Aim: What follows is a set of records; restate each one word for word and drop the pictures.
········
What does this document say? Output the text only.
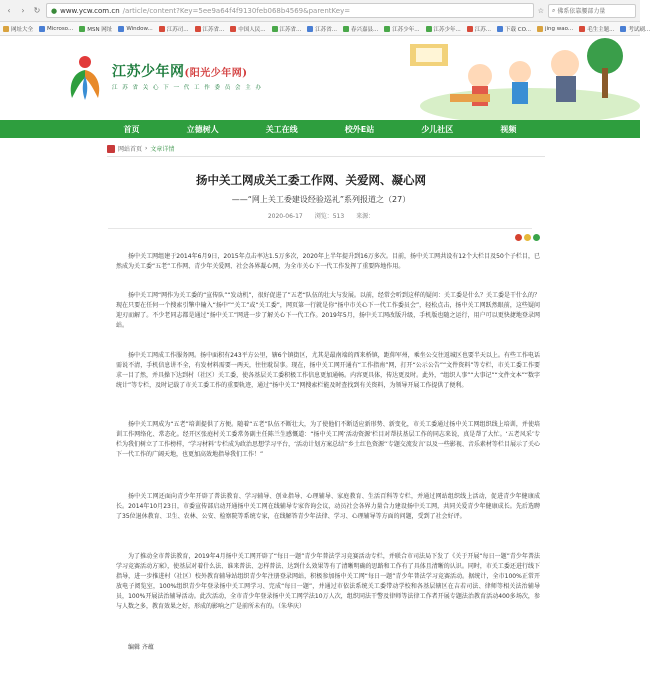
‹	›	↻ ● www.ycw.com.cn /article/content?Key=5ee9a64f4f9130feb068b4569&parentKey=	☆ ⌕ 佛系依靠腰部力量
网址大全	Microso...	MSN 网址	Window...	江苏司...	江苏省...	中国人民...	江苏省...	江苏省...	春兴嘉县...	江苏少年...	江苏少年...	江苏...	下载 CO...	jing wao...	毛生主题...	考试刷...
江苏少年网(阳光少年网)
江 苏 省 关 心 下 一 代 工 作 委 员 会 主 办
首页	立德树人	关工在线	校外E站	少儿社区	视频
网站首页 › 文章详情
扬中关工网成关工委工作网、关爱网、凝心网
——“网上关工委建设经验巡礼”系列报道之（27）
2020-06-17　　浏览：513　　来源：
扬中关工网组建于2014年6月9日，2015年点击率达1.5万多次，2020年上半年提升到16万多次。目前，扬中关工网共设有12个大栏目及50个子栏目，已然成为关工委“五老”工作网、青少年关爱网、社会各界凝心网，为全市关心下一代工作发挥了重要阵地作用。
扬中关工网“网作为关工委的“宣传队”“发动机”，很好促进了”五老“队伍的壮大与发展。以前，经常会听到这样的疑问：关工委是什么？关工委是干什么的？现在只要在任何一个搜索引擎中输入“扬中”“关工”或“关工委”，网页第一行就是你“扬中市关心下一代工作委员会”，轻松点击，扬中关工网跃然眼前，这些疑问迎刃而解了。不少老同志都是通过“扬中关工”网进一步了解关心下一代工作。2019年5月，扬中关工网改版升级，手机版也随之运行，用户可以更快捷地登录网站。
扬中关工网成工作服务网。扬中面积有243平方公里，辖6个镇街区，尤其是最南端的西来桥镇，距仰军州，乘坐公交往返城区也要半天以上。有些工作电话需说不清，手机信息讲不全，有发材料需要一两天，往往耽误事。现在，扬中关工网开通有“工作指南”网，打开“公示公告”“文件资料”等专栏，市关工委工作要求一目了然，并具操下达到村（社区）关工委，使各基层关工委积极工作信息更加通畅。内容更具体，传达更及时。此外，“组织人事”“大事记”“文件文本”“数字统计”等专栏，及时记载了市关工委工作的重要轨迹，通过“扬中关工”网搜索栏能及时查找到有关资料，为领导开展工作提供了便利。
扬中关工网成为“五老”培训提供了方便。随着“五老”队伍不断壮大，为了使他们不断适应新形势、新变化，市关工委通过扬中关工网组织线上培训，并使培训工作网络化、常态化。经开区张庭村关工委常务副主任陈兰生感慨道：“扬中关工网‘活动资源’栏目对帮扶基层工作的同志来说，真是帮了大忙。‘五老风采’专栏为我们树立了工作榜样，‘学习材料’专栏成为政治思想学习平台，‘活动计划方案总结’‘乡土红色资源’‘专题交流发言’以及一些影视、音乐素材等栏目展示了关心下一代工作的广阔天地，也更加高效地指导我们工作！”
扬中关工网还面向青少年开辟了普法教育、学习辅导、创业指导、心理辅导、家庭教育、生活百科等专栏，并通过网站组织线上活动，促进青少年健康成长。2014年10月23日，市委宣传部启动开通扬中关工网在线辅导专家咨询会议，动员社会各界力量合力建设扬中关工网，共同关爱青少年健康成长。先后选聘了35位退休教育、卫生、农林、公安、检察院等系统专家，在线解答青少年法律、学习、心理辅导等方面的问题，受到了社会好评。
为了推动全市普法教育，2019年4月扬中关工网开辟了“每日一题”青少年普法学习竞赛活动专栏，并联合市司法局下发了《关于开展“每日一题”青少年普法学习竞赛活动方案》，使基层对着什么法、谁来普法、怎样普法、达到什么效果等有了清晰明确的思路和工作有了具体且清晰的认识。同时，市关工委还进行线下指导，进一步推进村（社区）校外教育辅导站组织青少年注册登录网站，积极参加扬中关工网“每日一题”青少年普法学习竞赛活动。据统计，全市100%正常开放电子阅览室，100%组织青少年登录扬中关工网学习、完成“每日一题”，并通过市依法系统关工委带动学校和各基层辖区在吉若司法、律师等相关法治辅导员，100%开展法治辅导活动。此次活动，全市青少年登录扬中关工网学法10万人次，组织同法干警及律师等法律工作者开展专题法治教育活动400多场次，参与人数之多，教育效果之好，形成的影响之广是前所未有的。（朱华庆）
编辑 齐蕴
········
Output below:
What does this document say? Output the text only.
‹	›	↻ ● www.ycw.com.cn /article/content?Key=5ee9a64f4f9130feb068b4569&parentKey=	☆ ⌕ 佛系依靠腰部力量
网址大全	Microso...	MSN 网址	Window...	江苏司...	江苏省...	中国人民...	江苏省...	江苏省...	春兴嘉县...	江苏少年...	江苏少年...	江苏...	下载 CO...	jing wao...	毛生主题...	考试刷...
江苏少年网(阳光少年网)
江 苏 省 关 心 下 一 代 工 作 委 员 会 主 办
首页	立德树人	关工在线	校外E站	少儿社区	视频
网站首页 › 文章详情
扬中关工网成关工委工作网、关爱网、凝心网
——“网上关工委建设经验巡礼”系列报道之（27）
2020-06-17　　浏览：513　　来源：
扬中关工网组建于2014年6月9日，2015年点击率达1.5万多次，2020年上半年提升到16万多次。目前，扬中关工网共设有12个大栏目及50个子栏目，已然成为关工委“五老”工作网、青少年关爱网、社会各界凝心网，为全市关心下一代工作发挥了重要阵地作用。
扬中关工网“网作为关工委的“宣传队”“发动机”，很好促进了”五老“队伍的壮大与发展。以前，经常会听到这样的疑问：关工委是什么？关工委是干什么的？现在只要在任何一个搜索引擎中输入“扬中”“关工”或“关工委”，网页第一行就是你“扬中市关心下一代工作委员会”，轻松点击，扬中关工网跃然眼前，这些疑问迎刃而解了。不少老同志都是通过“扬中关工”网进一步了解关心下一代工作。2019年5月，扬中关工网改版升级，手机版也随之运行，用户可以更快捷地登录网站。
扬中关工网成工作服务网。扬中面积有243平方公里，辖6个镇街区，尤其是最南端的西来桥镇，距仰军州，乘坐公交往返城区也要半天以上。有些工作电话需说不清，手机信息讲不全，有发材料需要一两天，往往耽误事。现在，扬中关工网开通有“工作指南”网，打开“公示公告”“文件资料”等专栏，市关工委工作要求一目了然，并具操下达到村（社区）关工委，使各基层关工委积极工作信息更加通畅。内容更具体，传达更及时。此外，“组织人事”“大事记”“文件文本”“数字统计”等专栏，及时记载了市关工委工作的重要轨迹，通过“扬中关工”网搜索栏能及时查找到有关资料，为领导开展工作提供了便利。
扬中关工网成为“五老”培训提供了方便。随着“五老”队伍不断壮大，为了使他们不断适应新形势、新变化，市关工委通过扬中关工网组织线上培训，并使培训工作网络化、常态化。经开区张庭村关工委常务副主任陈兰生感慨道：“扬中关工网‘活动资源’栏目对帮扶基层工作的同志来说，真是帮了大忙。‘五老风采’专栏为我们树立了工作榜样，‘学习材料’专栏成为政治思想学习平台，‘活动计划方案总结’‘乡土红色资源’‘专题交流发言’以及一些影视、音乐素材等栏目展示了关心下一代工作的广阔天地，也更加高效地指导我们工作！”
扬中关工网还面向青少年开辟了普法教育、学习辅导、创业指导、心理辅导、家庭教育、生活百科等专栏，并通过网站组织线上活动，促进青少年健康成长。2014年10月23日，市委宣传部启动开通扬中关工网在线辅导专家咨询会议，动员社会各界力量合力建设扬中关工网，共同关爱青少年健康成长。先后选聘了35位退休教育、卫生、农林、公安、检察院等系统专家，在线解答青少年法律、学习、心理辅导等方面的问题，受到了社会好评。
为了推动全市普法教育，2019年4月扬中关工网开辟了“每日一题”青少年普法学习竞赛活动专栏，并联合市司法局下发了《关于开展“每日一题”青少年普法学习竞赛活动方案》，使基层对着什么法、谁来普法、怎样普法、达到什么效果等有了清晰明确的思路和工作有了具体且清晰的认识。同时，市关工委还进行线下指导，进一步推进村（社区）校外教育辅导站组织青少年注册登录网站，积极参加扬中关工网“每日一题”青少年普法学习竞赛活动。据统计，全市100%正常开放电子阅览室，100%组织青少年登录扬中关工网学习、完成“每日一题”，并通过市依法系统关工委带动学校和各基层辖区在吉若司法、律师等相关法治辅导员，100%开展法治辅导活动。此次活动，全市青少年登录扬中关工网学法10万人次，组织同法干警及律师等法律工作者开展专题法治教育活动400多场次，参与人数之多，教育效果之好，形成的影响之广是前所未有的。（朱华庆）
编辑 齐蕴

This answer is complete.